» Selected passage

%%

Dardan Kapiti

No. 35 – Trepça
- Position: Center
- League: Kosovo Basketball Superleague Liga Unike FEC

Personal information
- Born: March 22, 2000 (age 26) Pristina, Kosovo under UN administration
- Listed height: 6 ft 10 in (2.08 m)
- Listed weight: 213 lb (97 kg)

Career information
- College: Florida Atlantic (2019–2022) Eastern Kentucky (2022–2023)
- NBA draft: 2023: undrafted
- Playing career: 2016–present

Career history
- 2016–2017: Kerasan
- 2023–present: Trepça

Career highlights
- 3x Kosovo Superleague champion (2024, 2025, 2026); Kosovo Superleague Finals MVP (2026); Liga Unike champion (2024); 3x Kosovo Cup winner (2024, 2025, 2026); 2x Kosovo Supercup winner (2023, 2024);

= Dardan Kapiti =

Kosovan basketball player

Dardan Kapiti (born March 22, 2000) is a Kosovan professional basketball player for Trepça of the Kosovo Basketball Superleague. He is a member of the Kosovo national team.

%%

[Rows contained in a dataset]

%%

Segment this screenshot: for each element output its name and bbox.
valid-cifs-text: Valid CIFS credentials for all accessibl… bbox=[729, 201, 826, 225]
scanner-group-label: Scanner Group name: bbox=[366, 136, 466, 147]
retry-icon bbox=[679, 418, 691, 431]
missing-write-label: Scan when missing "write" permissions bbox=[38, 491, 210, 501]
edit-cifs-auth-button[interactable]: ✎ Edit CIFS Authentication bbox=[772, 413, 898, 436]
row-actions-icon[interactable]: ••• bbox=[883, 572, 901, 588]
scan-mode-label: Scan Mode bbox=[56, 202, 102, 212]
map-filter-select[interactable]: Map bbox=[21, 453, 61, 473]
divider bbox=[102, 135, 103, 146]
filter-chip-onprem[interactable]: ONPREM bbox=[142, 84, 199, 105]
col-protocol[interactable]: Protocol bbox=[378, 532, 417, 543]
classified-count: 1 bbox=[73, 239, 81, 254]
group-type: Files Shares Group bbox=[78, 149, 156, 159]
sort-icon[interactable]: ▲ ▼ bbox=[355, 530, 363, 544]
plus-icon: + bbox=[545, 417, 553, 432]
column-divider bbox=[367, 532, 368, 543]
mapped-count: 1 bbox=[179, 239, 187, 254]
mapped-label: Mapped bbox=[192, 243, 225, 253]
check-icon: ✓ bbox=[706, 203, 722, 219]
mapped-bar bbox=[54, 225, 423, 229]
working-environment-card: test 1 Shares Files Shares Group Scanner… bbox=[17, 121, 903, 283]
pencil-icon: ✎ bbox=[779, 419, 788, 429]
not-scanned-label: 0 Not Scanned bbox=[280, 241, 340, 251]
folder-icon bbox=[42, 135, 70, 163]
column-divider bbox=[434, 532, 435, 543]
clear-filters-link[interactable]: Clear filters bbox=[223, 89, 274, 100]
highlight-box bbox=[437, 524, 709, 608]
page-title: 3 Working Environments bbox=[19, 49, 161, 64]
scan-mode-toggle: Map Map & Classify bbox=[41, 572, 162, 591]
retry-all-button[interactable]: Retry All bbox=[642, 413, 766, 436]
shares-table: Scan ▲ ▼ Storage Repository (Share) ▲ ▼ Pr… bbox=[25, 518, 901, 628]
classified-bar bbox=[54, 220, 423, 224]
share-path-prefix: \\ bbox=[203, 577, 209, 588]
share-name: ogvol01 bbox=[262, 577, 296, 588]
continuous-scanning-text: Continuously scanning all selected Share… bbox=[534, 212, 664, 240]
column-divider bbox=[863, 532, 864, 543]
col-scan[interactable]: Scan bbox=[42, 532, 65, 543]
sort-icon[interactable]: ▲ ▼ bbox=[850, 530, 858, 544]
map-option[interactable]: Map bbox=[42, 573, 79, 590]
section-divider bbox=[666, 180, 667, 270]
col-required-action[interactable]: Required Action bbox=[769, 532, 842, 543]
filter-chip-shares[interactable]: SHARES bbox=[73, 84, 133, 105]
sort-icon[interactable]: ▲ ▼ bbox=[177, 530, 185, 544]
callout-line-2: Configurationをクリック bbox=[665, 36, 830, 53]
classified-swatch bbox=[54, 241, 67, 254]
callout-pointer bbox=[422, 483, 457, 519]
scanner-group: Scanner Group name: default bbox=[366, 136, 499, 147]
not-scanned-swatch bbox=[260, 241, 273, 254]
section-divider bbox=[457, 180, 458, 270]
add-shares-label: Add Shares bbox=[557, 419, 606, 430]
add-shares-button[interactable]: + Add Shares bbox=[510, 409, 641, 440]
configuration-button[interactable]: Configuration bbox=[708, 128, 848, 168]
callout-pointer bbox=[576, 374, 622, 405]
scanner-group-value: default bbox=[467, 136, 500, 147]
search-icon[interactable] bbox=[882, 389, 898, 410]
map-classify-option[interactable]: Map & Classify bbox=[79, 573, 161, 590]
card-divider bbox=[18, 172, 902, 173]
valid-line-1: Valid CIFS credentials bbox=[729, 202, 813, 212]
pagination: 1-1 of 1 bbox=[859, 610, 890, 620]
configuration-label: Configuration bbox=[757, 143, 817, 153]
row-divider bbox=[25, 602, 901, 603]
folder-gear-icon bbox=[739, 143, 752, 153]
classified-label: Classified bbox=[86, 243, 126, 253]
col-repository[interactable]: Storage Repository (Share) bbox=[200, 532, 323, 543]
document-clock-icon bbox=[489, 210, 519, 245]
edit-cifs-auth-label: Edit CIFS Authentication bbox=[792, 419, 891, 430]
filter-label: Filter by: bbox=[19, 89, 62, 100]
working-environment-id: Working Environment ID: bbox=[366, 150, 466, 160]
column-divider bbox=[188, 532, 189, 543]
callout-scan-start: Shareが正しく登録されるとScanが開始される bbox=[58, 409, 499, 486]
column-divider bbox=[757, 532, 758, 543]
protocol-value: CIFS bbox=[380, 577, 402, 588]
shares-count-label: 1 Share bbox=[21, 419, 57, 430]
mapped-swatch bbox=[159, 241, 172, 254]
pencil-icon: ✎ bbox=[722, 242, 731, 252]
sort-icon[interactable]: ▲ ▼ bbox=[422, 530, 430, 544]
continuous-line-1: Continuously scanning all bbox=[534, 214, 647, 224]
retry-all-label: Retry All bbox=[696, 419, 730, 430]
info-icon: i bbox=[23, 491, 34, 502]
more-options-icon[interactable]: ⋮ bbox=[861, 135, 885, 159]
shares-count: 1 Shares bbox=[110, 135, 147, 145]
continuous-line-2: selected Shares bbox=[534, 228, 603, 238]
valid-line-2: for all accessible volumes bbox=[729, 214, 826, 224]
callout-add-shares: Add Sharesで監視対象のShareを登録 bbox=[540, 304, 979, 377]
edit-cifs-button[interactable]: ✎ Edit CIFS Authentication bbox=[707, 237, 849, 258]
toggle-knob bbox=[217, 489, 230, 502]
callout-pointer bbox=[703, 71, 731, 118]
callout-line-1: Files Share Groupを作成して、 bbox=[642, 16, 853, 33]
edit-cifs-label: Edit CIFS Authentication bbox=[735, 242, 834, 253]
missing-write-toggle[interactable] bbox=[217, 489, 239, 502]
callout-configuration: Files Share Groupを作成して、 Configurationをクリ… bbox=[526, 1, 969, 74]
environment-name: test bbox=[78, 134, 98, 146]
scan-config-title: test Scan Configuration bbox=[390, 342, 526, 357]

%%

» Work task A
Which college did Dardan Kapiti attend from 2019 to 2022, according to the Dardan Kapiti profile?
» Work task B
Substitute "Power forward" for "Center" and reproduce the Dardan Kapiti profile starting with "No. 35 – Trepça" and going on through "213 lb (97 kg)".
» Work task C
Pick up the Dardan Kapiti profile from where it stops and keep writing.
None of the rows are needed here.

» Your response A
Florida Atlantic

» Your response B
No. 35 – Trepça
- Position: Power forward
- League: Kosovo Basketball Superleague Liga Unike FEC

Personal information
- Born: March 22, 2000 (age 26) Pristina, Kosovo under UN administration
- Listed height: 6 ft 10 in (2.08 m)
- Listed weight: 213 lb (97 kg)

» Your response C
==Youth and college career==
Kapiti started playing basketball with the youth team of Kerasan Pristina. In August 2017, he signed for the Dutch youth team of Apollo Amsterdam. Kapiti later became part of the college teams Florida Atlantic Owls and Eastern Kentucky.

==Professional career==
===Kerasan (2016–2017)===
Kapiti made his professional debut at the age of 16 in the 2016–17 Superleague season where he averaged 7.08 points in 13 games.

===Trepça (2023–present)===
On August 6, 2023, Kapiti signed for Trepça of the Kosovo Superleague. In the 2024-25 Champions League qualifiers, he averaged 10.0 points, 7.0 rebounds and 1.0 assist in two games against Kervanos and Nymburk.

==National team career==
Kapiti played for Kosovo's under-16, under-18 and under-20 team.

Kapiti debuted for the Kosovo national team on 28 June 2018 against Hungary in the 2019 World Cup qualification.